* _Problem description_
Copy out each line containing "icon" from the entries below.

* _Given information_
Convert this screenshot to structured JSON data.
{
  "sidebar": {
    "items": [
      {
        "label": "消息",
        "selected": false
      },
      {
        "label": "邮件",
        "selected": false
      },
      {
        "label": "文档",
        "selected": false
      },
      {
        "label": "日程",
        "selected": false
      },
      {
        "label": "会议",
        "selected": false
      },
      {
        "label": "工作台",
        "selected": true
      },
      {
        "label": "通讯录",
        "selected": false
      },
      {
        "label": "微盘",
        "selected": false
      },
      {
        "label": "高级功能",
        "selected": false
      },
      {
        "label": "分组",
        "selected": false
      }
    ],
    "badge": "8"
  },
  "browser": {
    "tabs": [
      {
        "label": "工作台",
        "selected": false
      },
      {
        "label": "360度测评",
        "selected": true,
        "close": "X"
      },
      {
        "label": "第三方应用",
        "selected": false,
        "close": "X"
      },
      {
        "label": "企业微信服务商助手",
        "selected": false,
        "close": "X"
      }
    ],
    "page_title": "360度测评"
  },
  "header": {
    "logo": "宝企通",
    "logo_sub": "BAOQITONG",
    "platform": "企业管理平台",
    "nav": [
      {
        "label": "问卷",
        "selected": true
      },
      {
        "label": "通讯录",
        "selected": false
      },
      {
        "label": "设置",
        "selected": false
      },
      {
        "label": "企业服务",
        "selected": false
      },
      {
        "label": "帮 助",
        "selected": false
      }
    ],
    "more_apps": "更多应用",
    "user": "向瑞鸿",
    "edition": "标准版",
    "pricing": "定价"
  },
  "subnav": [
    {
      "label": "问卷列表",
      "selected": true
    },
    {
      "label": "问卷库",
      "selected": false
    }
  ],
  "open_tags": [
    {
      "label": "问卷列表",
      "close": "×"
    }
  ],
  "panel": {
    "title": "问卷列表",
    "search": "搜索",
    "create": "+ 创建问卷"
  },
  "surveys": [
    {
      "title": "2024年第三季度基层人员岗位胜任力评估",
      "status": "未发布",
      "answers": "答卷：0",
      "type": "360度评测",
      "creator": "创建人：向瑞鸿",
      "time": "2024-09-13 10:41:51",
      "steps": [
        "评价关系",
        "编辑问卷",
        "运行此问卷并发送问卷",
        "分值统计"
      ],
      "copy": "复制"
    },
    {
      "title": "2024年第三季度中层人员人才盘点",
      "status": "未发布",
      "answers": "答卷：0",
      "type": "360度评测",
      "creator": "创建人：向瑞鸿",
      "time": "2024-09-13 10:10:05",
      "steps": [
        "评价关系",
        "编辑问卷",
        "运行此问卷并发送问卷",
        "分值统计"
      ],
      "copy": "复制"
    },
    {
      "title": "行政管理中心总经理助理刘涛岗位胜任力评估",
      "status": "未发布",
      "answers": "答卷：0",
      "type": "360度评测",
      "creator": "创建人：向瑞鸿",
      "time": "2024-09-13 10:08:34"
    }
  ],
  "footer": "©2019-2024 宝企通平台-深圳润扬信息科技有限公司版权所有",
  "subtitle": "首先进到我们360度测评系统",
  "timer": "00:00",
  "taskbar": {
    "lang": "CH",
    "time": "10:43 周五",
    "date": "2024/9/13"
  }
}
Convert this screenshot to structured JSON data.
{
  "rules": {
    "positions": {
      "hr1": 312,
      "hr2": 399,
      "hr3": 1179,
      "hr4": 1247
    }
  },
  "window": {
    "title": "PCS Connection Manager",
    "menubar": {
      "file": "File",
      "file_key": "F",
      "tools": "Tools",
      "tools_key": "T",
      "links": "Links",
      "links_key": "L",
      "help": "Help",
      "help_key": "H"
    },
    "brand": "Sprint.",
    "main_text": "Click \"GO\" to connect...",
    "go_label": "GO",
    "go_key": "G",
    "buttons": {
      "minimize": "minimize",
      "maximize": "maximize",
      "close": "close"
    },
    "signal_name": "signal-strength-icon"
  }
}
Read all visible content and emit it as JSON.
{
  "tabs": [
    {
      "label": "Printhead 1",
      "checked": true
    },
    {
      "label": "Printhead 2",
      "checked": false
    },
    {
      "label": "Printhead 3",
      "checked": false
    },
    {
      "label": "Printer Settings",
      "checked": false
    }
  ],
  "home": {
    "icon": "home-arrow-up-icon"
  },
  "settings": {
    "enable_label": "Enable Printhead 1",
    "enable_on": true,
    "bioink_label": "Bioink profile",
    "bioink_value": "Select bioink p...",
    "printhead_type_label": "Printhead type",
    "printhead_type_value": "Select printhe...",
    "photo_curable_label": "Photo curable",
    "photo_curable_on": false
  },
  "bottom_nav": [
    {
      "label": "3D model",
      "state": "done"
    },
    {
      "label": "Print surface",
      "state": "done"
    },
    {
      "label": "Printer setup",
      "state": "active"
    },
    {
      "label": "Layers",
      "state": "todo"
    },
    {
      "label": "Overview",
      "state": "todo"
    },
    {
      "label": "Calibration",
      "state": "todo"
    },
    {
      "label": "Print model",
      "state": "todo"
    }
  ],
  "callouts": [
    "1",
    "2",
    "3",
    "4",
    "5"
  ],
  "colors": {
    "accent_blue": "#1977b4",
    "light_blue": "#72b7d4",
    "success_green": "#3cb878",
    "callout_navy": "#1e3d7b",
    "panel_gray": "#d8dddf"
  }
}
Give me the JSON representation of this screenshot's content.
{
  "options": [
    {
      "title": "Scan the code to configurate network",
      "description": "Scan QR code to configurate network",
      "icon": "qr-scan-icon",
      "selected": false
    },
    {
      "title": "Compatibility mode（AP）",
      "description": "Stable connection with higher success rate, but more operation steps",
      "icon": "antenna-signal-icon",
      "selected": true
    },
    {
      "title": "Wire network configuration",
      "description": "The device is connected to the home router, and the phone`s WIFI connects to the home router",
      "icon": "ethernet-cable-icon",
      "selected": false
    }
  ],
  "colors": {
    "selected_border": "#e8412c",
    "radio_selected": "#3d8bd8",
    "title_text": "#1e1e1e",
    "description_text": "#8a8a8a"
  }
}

* _Written response_
    "signal_name": "signal-strength-icon"
    "icon": "home-arrow-up-icon"
      "icon": "qr-scan-icon",
      "icon": "antenna-signal-icon",
      "icon": "ethernet-cable-icon",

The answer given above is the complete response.